■ WHAT IS NEEDED ■
In the entries below, find the lines that contain the word "Ovation" and copy them.

···

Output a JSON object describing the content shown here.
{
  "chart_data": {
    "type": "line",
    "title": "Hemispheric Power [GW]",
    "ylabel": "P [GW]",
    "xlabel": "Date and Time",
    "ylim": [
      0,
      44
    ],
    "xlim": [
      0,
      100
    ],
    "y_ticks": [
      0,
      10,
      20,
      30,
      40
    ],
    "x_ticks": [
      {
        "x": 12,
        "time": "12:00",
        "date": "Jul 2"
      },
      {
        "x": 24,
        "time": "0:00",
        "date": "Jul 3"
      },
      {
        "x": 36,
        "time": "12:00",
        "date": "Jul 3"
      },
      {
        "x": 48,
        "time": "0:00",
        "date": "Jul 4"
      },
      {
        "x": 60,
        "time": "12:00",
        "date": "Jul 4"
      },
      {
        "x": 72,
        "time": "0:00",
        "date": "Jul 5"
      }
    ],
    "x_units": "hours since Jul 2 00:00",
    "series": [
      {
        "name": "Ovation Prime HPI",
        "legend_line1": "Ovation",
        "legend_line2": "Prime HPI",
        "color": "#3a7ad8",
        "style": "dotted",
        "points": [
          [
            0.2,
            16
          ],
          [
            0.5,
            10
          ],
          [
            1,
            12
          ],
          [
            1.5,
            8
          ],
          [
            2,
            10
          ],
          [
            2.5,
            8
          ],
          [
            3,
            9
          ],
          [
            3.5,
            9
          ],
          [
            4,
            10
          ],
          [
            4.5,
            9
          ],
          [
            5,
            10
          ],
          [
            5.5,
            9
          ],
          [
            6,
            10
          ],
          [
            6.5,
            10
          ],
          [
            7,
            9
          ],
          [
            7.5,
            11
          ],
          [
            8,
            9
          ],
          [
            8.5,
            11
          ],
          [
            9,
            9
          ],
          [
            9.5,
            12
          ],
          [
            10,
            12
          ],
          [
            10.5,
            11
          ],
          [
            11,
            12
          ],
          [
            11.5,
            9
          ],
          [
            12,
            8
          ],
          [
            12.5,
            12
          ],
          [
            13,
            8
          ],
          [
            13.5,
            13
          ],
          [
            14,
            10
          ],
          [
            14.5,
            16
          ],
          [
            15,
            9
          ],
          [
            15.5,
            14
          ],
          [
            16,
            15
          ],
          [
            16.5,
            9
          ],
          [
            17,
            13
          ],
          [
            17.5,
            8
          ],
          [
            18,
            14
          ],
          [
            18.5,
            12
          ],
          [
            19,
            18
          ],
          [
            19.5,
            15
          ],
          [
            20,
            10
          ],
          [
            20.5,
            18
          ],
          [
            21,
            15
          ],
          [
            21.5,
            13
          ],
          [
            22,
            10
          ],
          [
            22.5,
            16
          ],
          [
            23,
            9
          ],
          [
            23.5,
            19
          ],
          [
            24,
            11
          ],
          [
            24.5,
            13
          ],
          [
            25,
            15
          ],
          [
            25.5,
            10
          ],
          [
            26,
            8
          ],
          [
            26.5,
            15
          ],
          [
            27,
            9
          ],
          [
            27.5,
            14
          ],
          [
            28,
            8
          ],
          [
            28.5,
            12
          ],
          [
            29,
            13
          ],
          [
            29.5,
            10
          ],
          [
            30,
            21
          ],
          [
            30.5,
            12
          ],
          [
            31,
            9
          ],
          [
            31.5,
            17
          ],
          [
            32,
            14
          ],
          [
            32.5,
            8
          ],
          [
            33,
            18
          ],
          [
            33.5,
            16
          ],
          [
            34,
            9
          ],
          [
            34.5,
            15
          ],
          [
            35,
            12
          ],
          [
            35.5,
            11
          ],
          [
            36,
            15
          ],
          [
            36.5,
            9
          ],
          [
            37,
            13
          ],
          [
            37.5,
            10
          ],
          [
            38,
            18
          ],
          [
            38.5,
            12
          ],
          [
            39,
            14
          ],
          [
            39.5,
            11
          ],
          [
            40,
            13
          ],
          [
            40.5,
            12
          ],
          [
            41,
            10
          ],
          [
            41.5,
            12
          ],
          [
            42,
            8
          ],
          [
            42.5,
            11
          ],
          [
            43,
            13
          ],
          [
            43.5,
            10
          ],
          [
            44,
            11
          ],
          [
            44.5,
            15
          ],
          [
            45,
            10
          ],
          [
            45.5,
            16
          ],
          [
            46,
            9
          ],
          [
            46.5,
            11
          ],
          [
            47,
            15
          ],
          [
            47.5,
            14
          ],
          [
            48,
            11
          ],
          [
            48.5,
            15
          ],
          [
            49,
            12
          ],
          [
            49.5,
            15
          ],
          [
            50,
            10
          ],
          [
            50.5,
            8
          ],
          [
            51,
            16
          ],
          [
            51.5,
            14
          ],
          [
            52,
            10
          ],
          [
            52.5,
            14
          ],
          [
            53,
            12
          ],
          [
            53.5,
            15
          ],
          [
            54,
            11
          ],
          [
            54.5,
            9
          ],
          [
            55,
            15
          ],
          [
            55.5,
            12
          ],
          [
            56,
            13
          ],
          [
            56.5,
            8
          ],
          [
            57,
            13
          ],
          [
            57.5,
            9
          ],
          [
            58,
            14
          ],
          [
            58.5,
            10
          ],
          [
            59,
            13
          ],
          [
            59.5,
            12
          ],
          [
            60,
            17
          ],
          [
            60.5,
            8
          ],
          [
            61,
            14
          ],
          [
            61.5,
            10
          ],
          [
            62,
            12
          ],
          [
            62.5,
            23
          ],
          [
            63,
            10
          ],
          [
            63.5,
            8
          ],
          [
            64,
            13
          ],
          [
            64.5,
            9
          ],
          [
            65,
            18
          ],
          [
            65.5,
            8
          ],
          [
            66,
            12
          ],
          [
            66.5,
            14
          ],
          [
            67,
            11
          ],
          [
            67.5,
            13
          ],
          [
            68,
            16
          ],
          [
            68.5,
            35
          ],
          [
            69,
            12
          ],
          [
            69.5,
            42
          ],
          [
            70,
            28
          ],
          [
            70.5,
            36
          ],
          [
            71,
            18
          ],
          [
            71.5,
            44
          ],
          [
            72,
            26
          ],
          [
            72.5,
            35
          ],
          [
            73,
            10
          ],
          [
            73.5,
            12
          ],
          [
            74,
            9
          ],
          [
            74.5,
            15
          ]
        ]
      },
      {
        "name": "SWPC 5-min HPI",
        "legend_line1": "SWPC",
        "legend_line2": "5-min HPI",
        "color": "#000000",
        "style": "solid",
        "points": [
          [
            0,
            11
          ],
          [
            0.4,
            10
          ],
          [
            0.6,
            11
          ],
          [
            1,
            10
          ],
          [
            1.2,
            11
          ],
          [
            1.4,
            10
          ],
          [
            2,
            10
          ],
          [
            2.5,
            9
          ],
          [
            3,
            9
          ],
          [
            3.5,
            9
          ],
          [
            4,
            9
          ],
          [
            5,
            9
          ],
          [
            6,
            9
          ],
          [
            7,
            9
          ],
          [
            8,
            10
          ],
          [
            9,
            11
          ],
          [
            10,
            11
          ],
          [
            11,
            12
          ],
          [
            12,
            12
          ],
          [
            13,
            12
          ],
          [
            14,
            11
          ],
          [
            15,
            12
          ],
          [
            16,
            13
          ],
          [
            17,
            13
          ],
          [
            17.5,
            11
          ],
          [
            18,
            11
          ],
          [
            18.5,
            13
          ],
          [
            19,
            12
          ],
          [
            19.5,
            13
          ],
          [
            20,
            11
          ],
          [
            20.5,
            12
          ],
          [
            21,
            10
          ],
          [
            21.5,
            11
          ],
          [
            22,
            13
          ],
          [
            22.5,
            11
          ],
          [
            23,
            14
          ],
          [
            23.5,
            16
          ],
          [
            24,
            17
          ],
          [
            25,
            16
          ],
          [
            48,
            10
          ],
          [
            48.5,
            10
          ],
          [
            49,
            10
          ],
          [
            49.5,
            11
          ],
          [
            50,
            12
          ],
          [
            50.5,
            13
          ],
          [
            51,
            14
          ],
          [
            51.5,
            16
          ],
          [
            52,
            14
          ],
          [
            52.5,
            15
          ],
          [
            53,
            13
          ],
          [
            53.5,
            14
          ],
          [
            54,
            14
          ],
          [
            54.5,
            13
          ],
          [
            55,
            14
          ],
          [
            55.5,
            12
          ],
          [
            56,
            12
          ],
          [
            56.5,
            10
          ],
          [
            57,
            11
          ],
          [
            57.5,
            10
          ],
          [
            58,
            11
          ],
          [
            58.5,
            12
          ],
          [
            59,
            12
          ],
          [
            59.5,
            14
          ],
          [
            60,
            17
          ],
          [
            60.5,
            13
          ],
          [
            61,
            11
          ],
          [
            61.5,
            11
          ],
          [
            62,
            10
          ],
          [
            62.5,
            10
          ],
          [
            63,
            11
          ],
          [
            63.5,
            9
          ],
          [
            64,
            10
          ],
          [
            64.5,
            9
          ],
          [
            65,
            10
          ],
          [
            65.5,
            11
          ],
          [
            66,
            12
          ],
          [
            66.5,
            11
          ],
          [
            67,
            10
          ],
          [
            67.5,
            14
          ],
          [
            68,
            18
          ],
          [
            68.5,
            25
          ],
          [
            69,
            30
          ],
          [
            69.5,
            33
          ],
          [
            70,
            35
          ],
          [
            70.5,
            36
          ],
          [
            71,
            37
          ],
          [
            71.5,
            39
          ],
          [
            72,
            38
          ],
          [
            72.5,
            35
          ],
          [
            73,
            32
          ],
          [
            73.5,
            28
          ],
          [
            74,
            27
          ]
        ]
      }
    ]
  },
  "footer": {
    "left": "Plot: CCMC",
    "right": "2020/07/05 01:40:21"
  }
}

···

■ RESULT OF THIS TASK ■
        "name": "Ovation Prime HPI",
        "legend_line1": "Ovation",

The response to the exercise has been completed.